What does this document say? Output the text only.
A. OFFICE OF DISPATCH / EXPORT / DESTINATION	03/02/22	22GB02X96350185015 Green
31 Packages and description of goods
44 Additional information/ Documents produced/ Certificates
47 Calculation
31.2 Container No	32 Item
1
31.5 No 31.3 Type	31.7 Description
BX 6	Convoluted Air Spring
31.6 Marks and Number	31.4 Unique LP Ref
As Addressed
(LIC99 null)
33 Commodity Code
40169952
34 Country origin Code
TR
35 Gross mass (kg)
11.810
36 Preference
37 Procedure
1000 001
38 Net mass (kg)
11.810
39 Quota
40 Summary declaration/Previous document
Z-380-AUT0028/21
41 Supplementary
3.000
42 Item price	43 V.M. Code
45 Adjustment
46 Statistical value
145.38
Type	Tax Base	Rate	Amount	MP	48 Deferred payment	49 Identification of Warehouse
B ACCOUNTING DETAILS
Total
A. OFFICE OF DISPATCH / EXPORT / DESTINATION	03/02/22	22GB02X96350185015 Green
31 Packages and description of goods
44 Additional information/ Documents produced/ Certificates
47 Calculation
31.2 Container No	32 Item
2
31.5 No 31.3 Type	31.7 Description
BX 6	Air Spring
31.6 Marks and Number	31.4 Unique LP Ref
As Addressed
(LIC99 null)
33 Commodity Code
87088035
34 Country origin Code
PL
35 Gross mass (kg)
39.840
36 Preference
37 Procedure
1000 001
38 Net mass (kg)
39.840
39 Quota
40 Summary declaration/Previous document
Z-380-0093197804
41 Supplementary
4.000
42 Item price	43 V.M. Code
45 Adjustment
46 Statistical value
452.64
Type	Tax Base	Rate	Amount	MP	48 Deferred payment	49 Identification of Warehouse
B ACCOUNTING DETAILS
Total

# Stated task:
Extract the listing in its entirety and repeat it exactly.

# Answer for the task:
What does this document say? Output the text only.
A. OFFICE OF DISPATCH / EXPORT / DESTINATION	03/02/22	22GB02X96350185015 Green
31 Packages and description of goods
44 Additional information/ Documents produced/ Certificates
47 Calculation
31.2 Container No	32 Item
1
31.5 No 31.3 Type	31.7 Description
BX 6	Convoluted Air Spring
31.6 Marks and Number	31.4 Unique LP Ref
As Addressed
(LIC99 null)
33 Commodity Code
40169952
34 Country origin Code
TR
35 Gross mass (kg)
11.810
36 Preference
37 Procedure
1000 001
38 Net mass (kg)
11.810
39 Quota
40 Summary declaration/Previous document
Z-380-AUT0028/21
41 Supplementary
3.000
42 Item price	43 V.M. Code
45 Adjustment
46 Statistical value
145.38
Type	Tax Base	Rate	Amount	MP	48 Deferred payment	49 Identification of Warehouse
B ACCOUNTING DETAILS
Total
A. OFFICE OF DISPATCH / EXPORT / DESTINATION	03/02/22	22GB02X96350185015 Green
31 Packages and description of goods
44 Additional information/ Documents produced/ Certificates
47 Calculation
31.2 Container No	32 Item
2
31.5 No 31.3 Type	31.7 Description
BX 6	Air Spring
31.6 Marks and Number	31.4 Unique LP Ref
As Addressed
(LIC99 null)
33 Commodity Code
87088035
34 Country origin Code
PL
35 Gross mass (kg)
39.840
36 Preference
37 Procedure
1000 001
38 Net mass (kg)
39.840
39 Quota
40 Summary declaration/Previous document
Z-380-0093197804
41 Supplementary
4.000
42 Item price	43 V.M. Code
45 Adjustment
46 Statistical value
452.64
Type	Tax Base	Rate	Amount	MP	48 Deferred payment	49 Identification of Warehouse
B ACCOUNTING DETAILS
Total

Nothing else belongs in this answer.